Begin Extracted records

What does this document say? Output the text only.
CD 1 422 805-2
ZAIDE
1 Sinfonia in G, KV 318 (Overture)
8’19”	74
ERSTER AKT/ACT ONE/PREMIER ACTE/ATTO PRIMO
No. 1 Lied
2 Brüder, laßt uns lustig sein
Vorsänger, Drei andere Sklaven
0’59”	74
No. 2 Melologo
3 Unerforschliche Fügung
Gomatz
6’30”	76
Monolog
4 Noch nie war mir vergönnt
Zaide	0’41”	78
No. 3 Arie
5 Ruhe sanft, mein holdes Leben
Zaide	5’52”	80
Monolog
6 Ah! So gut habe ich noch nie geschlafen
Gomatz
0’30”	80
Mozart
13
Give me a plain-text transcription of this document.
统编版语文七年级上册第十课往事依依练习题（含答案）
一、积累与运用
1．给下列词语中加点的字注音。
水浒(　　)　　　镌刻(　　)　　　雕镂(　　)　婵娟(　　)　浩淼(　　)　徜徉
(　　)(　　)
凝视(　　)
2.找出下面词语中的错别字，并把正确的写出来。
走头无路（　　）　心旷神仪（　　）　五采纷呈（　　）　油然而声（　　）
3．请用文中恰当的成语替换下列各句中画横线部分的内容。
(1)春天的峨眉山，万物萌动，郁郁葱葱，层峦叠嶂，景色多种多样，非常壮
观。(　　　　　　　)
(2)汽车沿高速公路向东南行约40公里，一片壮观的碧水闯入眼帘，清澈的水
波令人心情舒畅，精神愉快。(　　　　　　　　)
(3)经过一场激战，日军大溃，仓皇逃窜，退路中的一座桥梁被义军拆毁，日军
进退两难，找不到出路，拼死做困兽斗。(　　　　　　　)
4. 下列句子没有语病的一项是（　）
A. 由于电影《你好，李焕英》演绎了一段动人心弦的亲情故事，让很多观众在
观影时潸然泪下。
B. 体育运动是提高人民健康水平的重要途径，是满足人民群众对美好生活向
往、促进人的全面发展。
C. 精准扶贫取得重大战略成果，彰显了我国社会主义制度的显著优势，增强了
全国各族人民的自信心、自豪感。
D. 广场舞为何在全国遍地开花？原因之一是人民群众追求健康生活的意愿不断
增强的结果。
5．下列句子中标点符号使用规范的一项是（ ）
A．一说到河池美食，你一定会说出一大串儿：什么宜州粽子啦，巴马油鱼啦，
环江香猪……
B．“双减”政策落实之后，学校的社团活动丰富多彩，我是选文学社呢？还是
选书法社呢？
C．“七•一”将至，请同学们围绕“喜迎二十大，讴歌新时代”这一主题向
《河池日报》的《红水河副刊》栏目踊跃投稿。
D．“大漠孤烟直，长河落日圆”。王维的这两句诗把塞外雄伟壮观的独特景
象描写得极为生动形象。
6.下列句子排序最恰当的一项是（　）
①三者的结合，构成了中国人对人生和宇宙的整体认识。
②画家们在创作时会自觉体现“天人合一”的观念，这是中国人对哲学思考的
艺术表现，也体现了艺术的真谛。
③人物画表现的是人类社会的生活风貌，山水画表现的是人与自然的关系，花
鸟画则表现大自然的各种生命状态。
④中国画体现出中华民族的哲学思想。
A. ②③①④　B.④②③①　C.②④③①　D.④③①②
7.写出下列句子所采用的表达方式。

End Extracted records

**Written problem**: Identify each line containing the string "this" and copy it out.

**Final answer**:
What does this document say? Output the text only.
Give me a plain-text transcription of this document.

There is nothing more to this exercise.